Start of DATA RECORDS

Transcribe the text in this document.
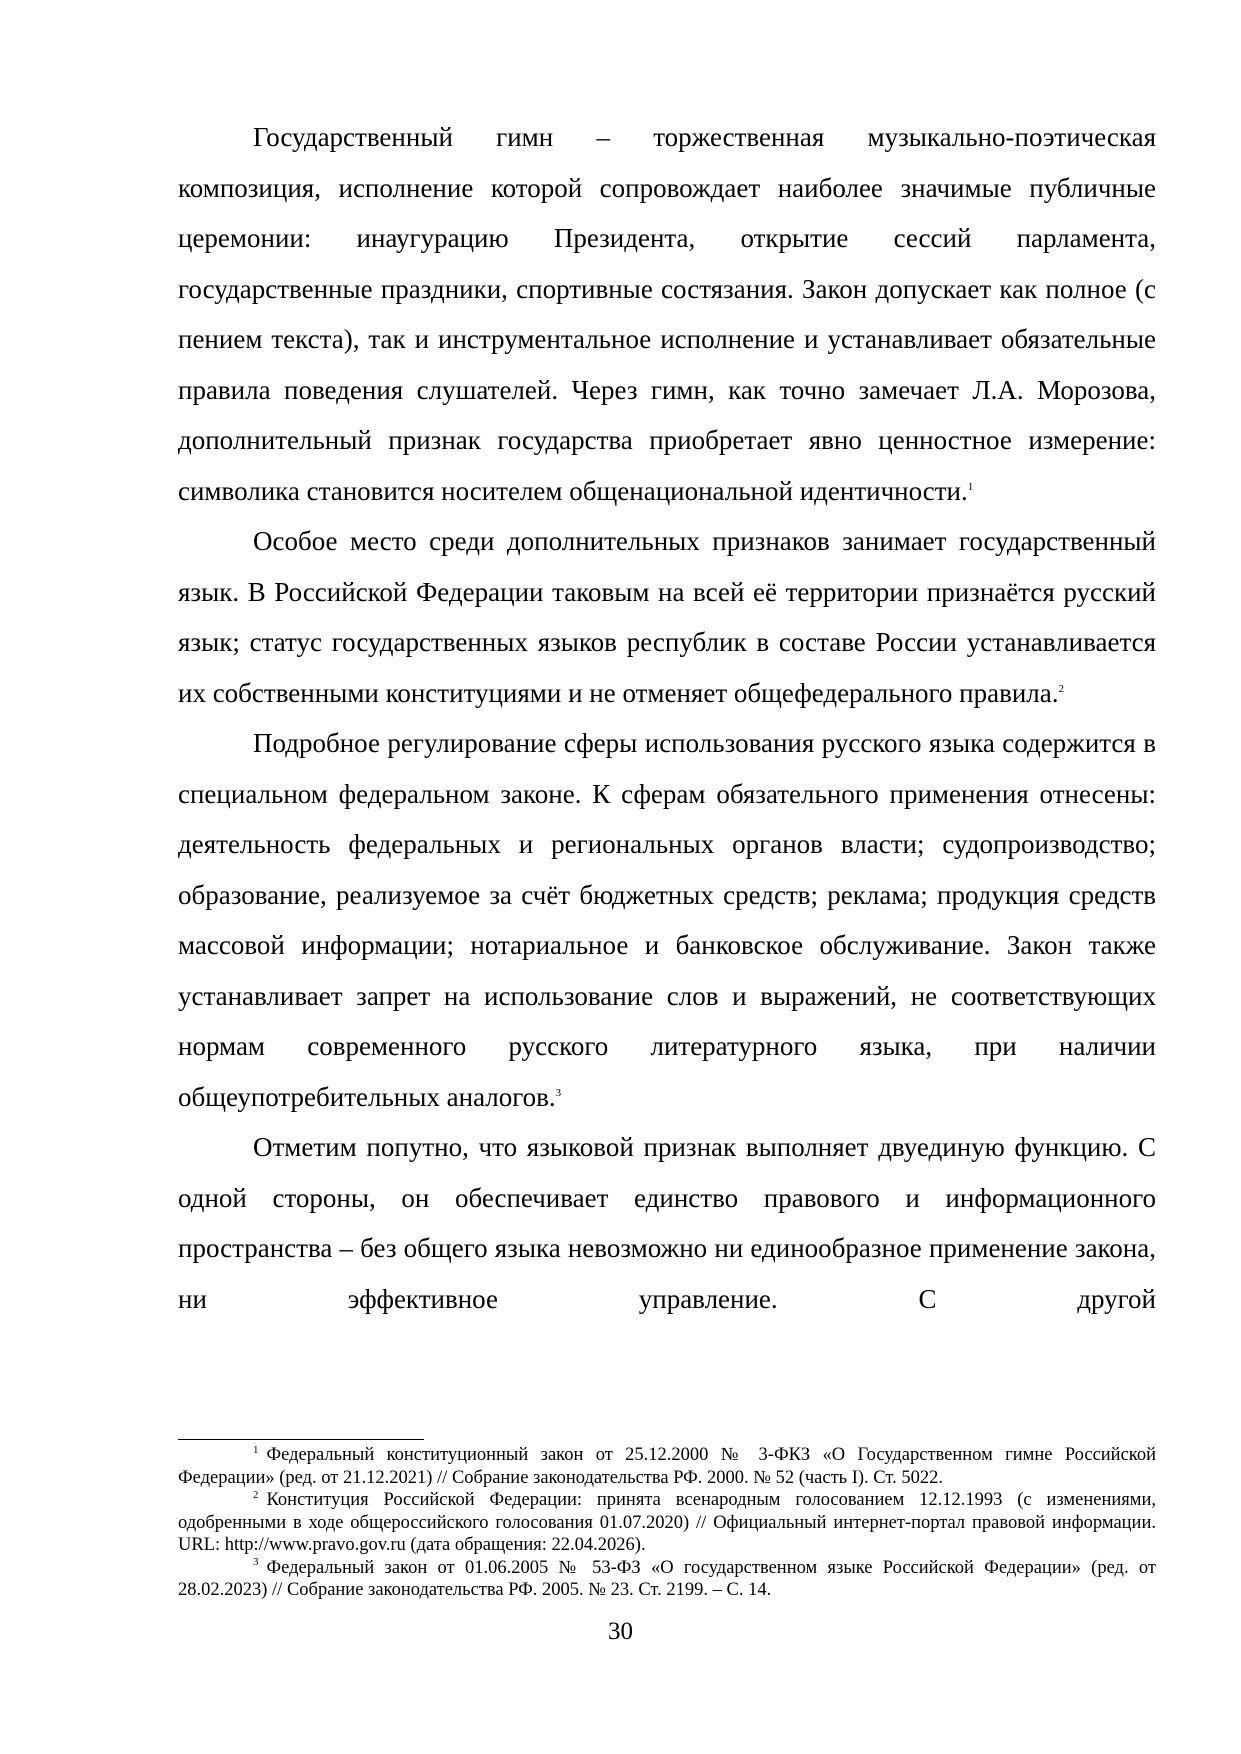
Государственный гимн – торжественная музыкально-поэтическая композиция, исполнение которой сопровождает наиболее значимые публичные церемонии: инаугурацию Президента, открытие сессий парламента, государственные праздники, спортивные состязания. Закон допускает как полное (с пением текста), так и инструментальное исполнение и устанавливает обязательные правила поведения слушателей. Через гимн, как точно замечает Л.А. Морозова, дополнительный признак государства приобретает явно ценностное измерение: символика становится носителем общенациональной идентичности.$^1$

Особое место среди дополнительных признаков занимает государственный язык. В Российской Федерации таковым на всей её территории признаётся русский язык; статус государственных языков республик в составе России устанавливается их собственными конституциями и не отменяет общефедерального правила.$^2$

Подробное регулирование сферы использования русского языка содержится в специальном федеральном законе. К сферам обязательного применения отнесены: деятельность федеральных и региональных органов власти; судопроизводство; образование, реализуемое за счёт бюджетных средств; реклама; продукция средств массовой информации; нотариальное и банковское обслуживание. Закон также устанавливает запрет на использование слов и выражений, не соответствующих нормам современного русского литературного языка, при наличии общеупотребительных аналогов.$^3$

Отметим попутно, что языковой признак выполняет двуединую функцию. С одной стороны, он обеспечивает единство правового и информационного пространства – без общего языка невозможно ни единообразное применение закона, ни эффективное управление. С другой

$^1$ Федеральный конституционный закон от 25.12.2000 № 3-ФКЗ «О Государственном гимне Российской Федерации» (ред. от 21.12.2021) // Собрание законодательства РФ. 2000. № 52 (часть I). Ст. 5022.

$^2$ Конституция Российской Федерации: принята всенародным голосованием 12.12.1993 (с изменениями, одобренными в ходе общероссийского голосования 01.07.2020) // Официальный интернет-портал правовой информации. URL: http://www.pravo.gov.ru (дата обращения: 22.04.2026).

$^3$ Федеральный закон от 01.06.2005 № 53-ФЗ «О государственном языке Российской Федерации» (ред. от 28.02.2023) // Собрание законодательства РФ. 2005. № 23. Ст. 2199. – С. 14.

30
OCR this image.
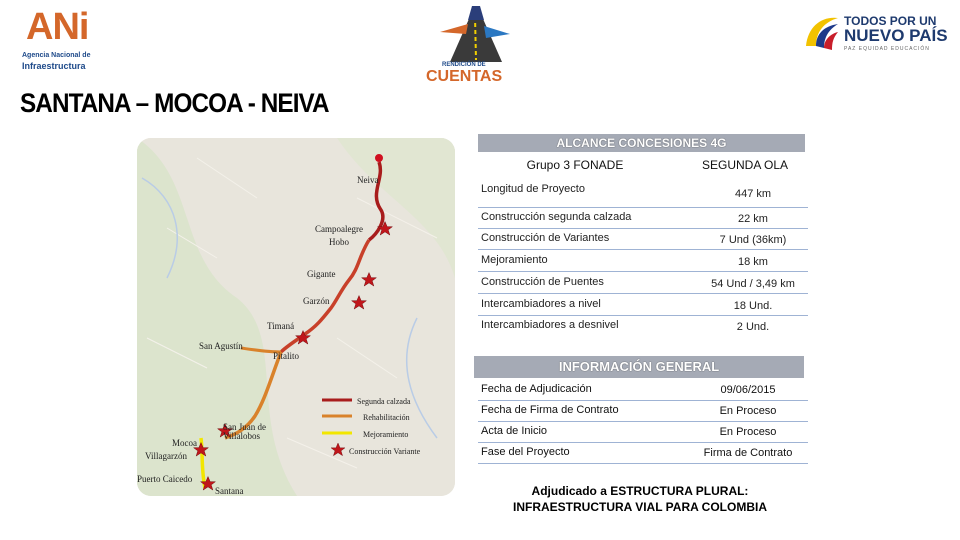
ANi
Agencia Nacional de
Infraestructura	RENDICIÓN DE
CUENTAS
TODOS POR UN
NUEVO PAÍS
PAZ EQUIDAD EDUCACIÓN
SANTANA – MOCOA - NEIVA
Neiva
Campoalegre
Hobo
Gigante
Garzón
Timaná
San Agustín
Pitalito
San Juan de
Villalobos
Mocoa
Villagarzón
Puerto Caicedo
Santana
Segunda calzada
Rehabilitación
Mejoramiento
Construcción Variante
ALCANCE CONCESIONES 4G
Grupo 3 FONADE	SEGUNDA OLA
Longitud de Proyecto	447 km
Construcción segunda calzada	22 km
Construcción de Variantes	7 Und (36km)
Mejoramiento	18 km
Construcción de Puentes	54 Und / 3,49 km
Intercambiadores a nivel	18 Und.
Intercambiadores a desnivel	2 Und.
INFORMACIÓN GENERAL
Fecha de Adjudicación	09/06/2015
Fecha de Firma de Contrato	En Proceso
Acta de Inicio	En Proceso
Fase del Proyecto	Firma de Contrato
Adjudicado a ESTRUCTURA PLURAL:
INFRAESTRUCTURA VIAL PARA COLOMBIA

End of DATA RECORDS

_WHAT TO WORK ON_:
Repeat verbatim the lines from the one holding "OCR this image." through the end of the listing above, both ends included, but not the pictures.

_SOLUTION FOR THIS PROBLEM_:
OCR this image.
ANi
Agencia Nacional de
Infraestructura	RENDICIÓN DE
CUENTAS
TODOS POR UN
NUEVO PAÍS
PAZ EQUIDAD EDUCACIÓN
SANTANA – MOCOA - NEIVA
Neiva
Campoalegre
Hobo
Gigante
Garzón
Timaná
San Agustín
Pitalito
San Juan de
Villalobos
Mocoa
Villagarzón
Puerto Caicedo
Santana
Segunda calzada
Rehabilitación
Mejoramiento
Construcción Variante
ALCANCE CONCESIONES 4G
Grupo 3 FONADE	SEGUNDA OLA
Longitud de Proyecto	447 km
Construcción segunda calzada	22 km
Construcción de Variantes	7 Und (36km)
Mejoramiento	18 km
Construcción de Puentes	54 Und / 3,49 km
Intercambiadores a nivel	18 Und.
Intercambiadores a desnivel	2 Und.
INFORMACIÓN GENERAL
Fecha de Adjudicación	09/06/2015
Fecha de Firma de Contrato	En Proceso
Acta de Inicio	En Proceso
Fase del Proyecto	Firma de Contrato
Adjudicado a ESTRUCTURA PLURAL:
INFRAESTRUCTURA VIAL PARA COLOMBIA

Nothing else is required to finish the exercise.